> [Brano da leggere]
-=-=-=-=-
Ammessa la maggiorazione del risarcimento per danno biologico
Federica Moffa
Il risarcimento del danno non patrimoniale alla salute del lavoratore può essere maggiorato di una congrua percentuale in considerazione del grado di sofferenza patito, detratto l’indennizzo riconosciuto dall’Inail.
Lo ha stabilito il Tribunale di Napoli (27 settembre 2016, n. 6781) in una fattispecie relativa ad un operaio meccanico con mansioni di manutentore meccanico degli autobus, esposto all’inalazione di polveri di amianto derivanti da parti dei veicoli e ad altre fonti di rischio, come fumi e gas.
Al lavoratore era stato diagnosticato un adenocarcinoma polmonare, che aveva determinato un notevole condizionamento della sua vita quotidiana, sotto il profilo personale e sociale, causando difficoltà respiratore e deambulatorie e, di conseguenza, pregiudicando la sua vita di relazione.
-=-=-=-=-
> [Materiale di studio]
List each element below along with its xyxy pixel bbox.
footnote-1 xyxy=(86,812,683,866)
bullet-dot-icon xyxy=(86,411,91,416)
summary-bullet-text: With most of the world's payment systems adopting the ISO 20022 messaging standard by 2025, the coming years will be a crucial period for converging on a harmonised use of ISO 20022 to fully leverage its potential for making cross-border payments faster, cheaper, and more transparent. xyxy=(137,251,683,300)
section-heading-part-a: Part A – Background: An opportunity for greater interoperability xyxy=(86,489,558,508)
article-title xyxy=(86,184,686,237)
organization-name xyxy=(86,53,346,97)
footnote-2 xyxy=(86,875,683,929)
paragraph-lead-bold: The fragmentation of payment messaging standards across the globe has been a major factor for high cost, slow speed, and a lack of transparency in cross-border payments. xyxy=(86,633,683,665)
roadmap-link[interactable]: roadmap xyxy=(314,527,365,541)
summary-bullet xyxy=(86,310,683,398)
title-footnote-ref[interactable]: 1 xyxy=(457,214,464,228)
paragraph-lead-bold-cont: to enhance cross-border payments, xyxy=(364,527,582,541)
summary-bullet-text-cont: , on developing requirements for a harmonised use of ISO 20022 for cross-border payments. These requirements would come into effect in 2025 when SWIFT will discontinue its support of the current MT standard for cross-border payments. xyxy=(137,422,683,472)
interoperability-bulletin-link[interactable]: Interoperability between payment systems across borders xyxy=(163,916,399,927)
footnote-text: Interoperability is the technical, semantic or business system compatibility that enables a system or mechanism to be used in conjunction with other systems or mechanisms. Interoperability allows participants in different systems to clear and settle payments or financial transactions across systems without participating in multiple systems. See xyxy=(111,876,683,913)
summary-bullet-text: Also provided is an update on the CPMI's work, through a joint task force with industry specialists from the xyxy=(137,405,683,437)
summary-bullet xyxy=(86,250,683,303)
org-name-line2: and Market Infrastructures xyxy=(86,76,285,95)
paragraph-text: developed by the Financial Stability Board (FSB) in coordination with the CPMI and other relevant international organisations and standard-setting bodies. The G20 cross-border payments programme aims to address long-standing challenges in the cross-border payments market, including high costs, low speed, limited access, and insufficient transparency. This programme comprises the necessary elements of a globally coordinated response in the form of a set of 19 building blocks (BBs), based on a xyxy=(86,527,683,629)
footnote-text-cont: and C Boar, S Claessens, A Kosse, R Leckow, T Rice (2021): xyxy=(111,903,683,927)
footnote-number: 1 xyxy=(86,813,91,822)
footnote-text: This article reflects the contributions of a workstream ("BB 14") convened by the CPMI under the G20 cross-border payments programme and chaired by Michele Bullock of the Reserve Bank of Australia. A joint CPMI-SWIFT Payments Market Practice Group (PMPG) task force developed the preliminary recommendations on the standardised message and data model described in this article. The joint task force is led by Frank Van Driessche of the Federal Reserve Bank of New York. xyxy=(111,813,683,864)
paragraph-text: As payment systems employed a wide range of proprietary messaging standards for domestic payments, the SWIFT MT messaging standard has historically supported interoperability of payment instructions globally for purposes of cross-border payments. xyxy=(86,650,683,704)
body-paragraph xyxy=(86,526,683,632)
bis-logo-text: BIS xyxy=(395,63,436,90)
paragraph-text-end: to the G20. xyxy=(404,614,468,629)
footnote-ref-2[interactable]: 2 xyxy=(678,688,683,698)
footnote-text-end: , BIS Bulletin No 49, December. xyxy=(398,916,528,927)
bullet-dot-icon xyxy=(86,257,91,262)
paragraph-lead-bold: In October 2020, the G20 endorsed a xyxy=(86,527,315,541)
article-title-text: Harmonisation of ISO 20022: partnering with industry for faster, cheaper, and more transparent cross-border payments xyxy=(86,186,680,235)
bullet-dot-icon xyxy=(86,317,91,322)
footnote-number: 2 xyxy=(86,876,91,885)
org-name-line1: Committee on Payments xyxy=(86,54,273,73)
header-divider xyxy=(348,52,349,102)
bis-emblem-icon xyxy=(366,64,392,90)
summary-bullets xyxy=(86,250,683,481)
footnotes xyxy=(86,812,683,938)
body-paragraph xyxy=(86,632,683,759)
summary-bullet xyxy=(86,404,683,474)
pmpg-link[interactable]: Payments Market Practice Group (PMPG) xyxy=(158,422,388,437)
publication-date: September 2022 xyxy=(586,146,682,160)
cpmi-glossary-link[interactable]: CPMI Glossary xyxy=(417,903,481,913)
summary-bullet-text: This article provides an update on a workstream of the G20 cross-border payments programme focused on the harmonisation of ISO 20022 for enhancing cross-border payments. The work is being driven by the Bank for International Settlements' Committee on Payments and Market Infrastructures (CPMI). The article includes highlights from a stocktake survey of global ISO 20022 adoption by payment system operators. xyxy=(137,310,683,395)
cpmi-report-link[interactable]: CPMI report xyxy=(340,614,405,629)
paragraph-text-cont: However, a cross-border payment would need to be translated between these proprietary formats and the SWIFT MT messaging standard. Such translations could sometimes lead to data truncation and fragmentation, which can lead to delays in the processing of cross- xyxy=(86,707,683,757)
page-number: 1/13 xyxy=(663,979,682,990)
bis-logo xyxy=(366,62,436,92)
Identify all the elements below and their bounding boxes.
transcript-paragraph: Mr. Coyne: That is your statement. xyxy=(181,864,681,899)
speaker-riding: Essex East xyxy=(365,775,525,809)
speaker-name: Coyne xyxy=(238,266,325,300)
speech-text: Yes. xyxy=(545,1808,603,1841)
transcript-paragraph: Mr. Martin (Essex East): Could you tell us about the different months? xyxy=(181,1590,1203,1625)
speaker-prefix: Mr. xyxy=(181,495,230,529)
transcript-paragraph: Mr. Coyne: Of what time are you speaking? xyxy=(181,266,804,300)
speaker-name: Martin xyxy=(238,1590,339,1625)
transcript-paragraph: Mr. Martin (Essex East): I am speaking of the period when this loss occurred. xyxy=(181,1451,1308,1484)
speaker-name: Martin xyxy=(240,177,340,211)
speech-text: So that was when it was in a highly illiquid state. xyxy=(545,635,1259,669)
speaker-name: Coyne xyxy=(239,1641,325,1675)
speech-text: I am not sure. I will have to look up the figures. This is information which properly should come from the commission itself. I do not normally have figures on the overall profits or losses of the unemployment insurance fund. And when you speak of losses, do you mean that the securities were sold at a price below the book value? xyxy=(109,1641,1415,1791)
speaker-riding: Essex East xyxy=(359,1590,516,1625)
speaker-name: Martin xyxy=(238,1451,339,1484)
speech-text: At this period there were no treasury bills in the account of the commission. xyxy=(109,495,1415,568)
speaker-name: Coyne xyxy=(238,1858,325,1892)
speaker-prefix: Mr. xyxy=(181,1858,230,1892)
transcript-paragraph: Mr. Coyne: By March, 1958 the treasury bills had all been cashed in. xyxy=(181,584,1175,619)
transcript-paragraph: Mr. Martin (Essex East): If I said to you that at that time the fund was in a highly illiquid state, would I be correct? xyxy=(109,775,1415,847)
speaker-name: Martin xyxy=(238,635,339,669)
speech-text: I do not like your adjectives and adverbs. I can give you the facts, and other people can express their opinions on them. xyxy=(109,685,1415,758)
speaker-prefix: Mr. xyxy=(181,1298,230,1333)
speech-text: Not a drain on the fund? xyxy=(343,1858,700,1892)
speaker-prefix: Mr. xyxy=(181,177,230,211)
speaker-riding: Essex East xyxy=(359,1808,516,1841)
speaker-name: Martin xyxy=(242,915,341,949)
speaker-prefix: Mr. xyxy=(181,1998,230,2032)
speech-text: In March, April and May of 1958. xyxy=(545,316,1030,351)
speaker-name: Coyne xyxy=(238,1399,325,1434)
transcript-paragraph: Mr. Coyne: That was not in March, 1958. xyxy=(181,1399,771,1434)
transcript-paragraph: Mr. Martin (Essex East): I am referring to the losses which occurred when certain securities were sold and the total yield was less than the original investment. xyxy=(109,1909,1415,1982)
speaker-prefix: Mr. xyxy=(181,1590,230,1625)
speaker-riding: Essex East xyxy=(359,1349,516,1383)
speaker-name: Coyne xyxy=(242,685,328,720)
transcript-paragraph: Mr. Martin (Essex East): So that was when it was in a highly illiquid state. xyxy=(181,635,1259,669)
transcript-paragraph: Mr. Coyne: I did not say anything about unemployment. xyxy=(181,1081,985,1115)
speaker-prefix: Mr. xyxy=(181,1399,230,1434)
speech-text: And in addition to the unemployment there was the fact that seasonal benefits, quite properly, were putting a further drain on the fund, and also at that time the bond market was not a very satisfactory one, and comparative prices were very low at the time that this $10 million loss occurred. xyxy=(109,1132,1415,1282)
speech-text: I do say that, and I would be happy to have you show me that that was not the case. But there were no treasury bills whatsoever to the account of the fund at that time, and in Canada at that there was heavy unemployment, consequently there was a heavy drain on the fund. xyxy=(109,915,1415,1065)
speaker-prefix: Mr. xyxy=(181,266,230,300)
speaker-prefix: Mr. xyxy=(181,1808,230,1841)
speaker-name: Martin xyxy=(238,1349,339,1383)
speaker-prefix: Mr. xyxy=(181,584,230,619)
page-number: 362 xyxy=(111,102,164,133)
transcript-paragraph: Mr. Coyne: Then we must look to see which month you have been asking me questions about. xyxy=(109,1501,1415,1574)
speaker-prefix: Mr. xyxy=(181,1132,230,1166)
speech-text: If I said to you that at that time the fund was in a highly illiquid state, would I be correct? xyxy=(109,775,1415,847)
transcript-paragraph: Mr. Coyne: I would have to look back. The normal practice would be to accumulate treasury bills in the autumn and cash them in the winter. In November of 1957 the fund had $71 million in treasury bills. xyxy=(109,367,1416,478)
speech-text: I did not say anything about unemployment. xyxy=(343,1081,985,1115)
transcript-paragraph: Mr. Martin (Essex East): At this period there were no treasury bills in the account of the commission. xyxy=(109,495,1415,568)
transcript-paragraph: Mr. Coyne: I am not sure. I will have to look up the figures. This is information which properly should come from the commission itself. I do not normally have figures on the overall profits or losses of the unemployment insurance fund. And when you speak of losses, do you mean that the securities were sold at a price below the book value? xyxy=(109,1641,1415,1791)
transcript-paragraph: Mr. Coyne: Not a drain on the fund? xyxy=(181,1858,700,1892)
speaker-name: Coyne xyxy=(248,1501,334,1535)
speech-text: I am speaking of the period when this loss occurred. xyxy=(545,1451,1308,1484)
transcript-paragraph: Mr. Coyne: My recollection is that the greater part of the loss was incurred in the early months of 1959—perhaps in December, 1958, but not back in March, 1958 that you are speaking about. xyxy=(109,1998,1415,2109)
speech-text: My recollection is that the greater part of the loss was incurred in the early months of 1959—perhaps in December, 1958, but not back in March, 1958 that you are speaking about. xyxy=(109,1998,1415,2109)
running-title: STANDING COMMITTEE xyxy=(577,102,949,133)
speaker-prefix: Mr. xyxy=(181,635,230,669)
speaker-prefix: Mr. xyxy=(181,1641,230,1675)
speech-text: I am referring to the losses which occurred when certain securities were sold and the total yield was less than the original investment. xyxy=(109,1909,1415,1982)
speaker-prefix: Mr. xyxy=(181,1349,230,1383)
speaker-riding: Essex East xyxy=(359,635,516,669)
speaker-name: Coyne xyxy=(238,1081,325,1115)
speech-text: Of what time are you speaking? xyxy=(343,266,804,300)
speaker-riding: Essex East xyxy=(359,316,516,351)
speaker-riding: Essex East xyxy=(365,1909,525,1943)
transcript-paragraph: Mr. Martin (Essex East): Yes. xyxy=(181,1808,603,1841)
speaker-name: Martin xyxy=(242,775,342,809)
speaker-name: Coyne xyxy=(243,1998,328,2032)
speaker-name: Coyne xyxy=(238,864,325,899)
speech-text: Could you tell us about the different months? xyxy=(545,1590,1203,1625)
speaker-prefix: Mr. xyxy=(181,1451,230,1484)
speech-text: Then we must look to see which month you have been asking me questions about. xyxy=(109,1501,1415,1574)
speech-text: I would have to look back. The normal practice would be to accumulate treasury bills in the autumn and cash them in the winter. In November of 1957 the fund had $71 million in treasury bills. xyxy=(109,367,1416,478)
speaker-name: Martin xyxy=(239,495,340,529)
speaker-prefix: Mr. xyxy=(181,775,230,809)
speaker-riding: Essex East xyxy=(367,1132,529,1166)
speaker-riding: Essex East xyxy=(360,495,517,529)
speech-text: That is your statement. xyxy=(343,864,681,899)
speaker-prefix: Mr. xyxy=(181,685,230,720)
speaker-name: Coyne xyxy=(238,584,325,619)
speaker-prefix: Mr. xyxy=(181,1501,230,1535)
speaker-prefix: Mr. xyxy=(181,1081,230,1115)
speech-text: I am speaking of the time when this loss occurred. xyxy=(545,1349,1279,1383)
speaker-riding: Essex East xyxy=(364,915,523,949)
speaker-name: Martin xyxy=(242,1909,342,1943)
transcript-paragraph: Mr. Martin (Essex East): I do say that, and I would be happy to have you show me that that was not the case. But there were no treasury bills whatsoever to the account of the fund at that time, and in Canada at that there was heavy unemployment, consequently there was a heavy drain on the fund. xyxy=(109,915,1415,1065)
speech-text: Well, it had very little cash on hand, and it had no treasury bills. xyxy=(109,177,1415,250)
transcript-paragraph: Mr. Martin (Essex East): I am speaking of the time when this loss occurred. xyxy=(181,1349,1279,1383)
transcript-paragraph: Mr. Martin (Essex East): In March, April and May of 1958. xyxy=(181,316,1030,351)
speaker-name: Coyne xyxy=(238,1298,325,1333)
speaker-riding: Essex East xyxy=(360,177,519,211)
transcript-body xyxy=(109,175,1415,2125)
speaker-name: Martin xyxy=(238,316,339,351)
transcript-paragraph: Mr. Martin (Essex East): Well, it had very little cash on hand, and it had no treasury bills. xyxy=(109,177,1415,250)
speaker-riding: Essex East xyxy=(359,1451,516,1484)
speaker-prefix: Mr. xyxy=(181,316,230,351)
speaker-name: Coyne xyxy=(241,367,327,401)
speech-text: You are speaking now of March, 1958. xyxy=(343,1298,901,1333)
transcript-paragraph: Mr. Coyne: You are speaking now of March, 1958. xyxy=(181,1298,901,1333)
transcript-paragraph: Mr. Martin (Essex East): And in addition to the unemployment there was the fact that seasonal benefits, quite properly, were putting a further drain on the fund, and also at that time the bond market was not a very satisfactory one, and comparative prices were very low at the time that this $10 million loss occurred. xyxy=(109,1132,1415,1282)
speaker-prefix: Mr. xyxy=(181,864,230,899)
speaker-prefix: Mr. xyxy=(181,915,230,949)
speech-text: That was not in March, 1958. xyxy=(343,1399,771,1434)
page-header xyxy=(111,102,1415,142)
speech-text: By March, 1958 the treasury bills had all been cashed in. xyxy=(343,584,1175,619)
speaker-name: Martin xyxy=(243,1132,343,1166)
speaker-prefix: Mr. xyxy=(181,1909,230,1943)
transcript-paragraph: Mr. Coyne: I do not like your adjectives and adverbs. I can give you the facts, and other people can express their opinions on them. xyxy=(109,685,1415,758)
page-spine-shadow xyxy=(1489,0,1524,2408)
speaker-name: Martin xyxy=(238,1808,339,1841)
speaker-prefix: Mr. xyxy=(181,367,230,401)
-=-=-=-=-
> [Obiettivo del compito] Ricopia dal brano sul risarcimento del danno biologico il passo che comincia con "Lo ha stabilito" e prosegue fino a "vita di relazione.", senza cambiare nulla. Il materiale non serve per svolgere il lavoro.

> [Spazio risposta]
Lo ha stabilito il Tribunale di Napoli (27 settembre 2016, n. 6781) in una fattispecie relativa ad un operaio meccanico con mansioni di manutentore meccanico degli autobus, esposto all’inalazione di polveri di amianto derivanti da parti dei veicoli e ad altre fonti di rischio, come fumi e gas.
Al lavoratore era stato diagnosticato un adenocarcinoma polmonare, che aveva determinato un notevole condizionamento della sua vita quotidiana, sotto il profilo personale e sociale, causando difficoltà respiratore e deambulatorie e, di conseguenza, pregiudicando la sua vita di relazione.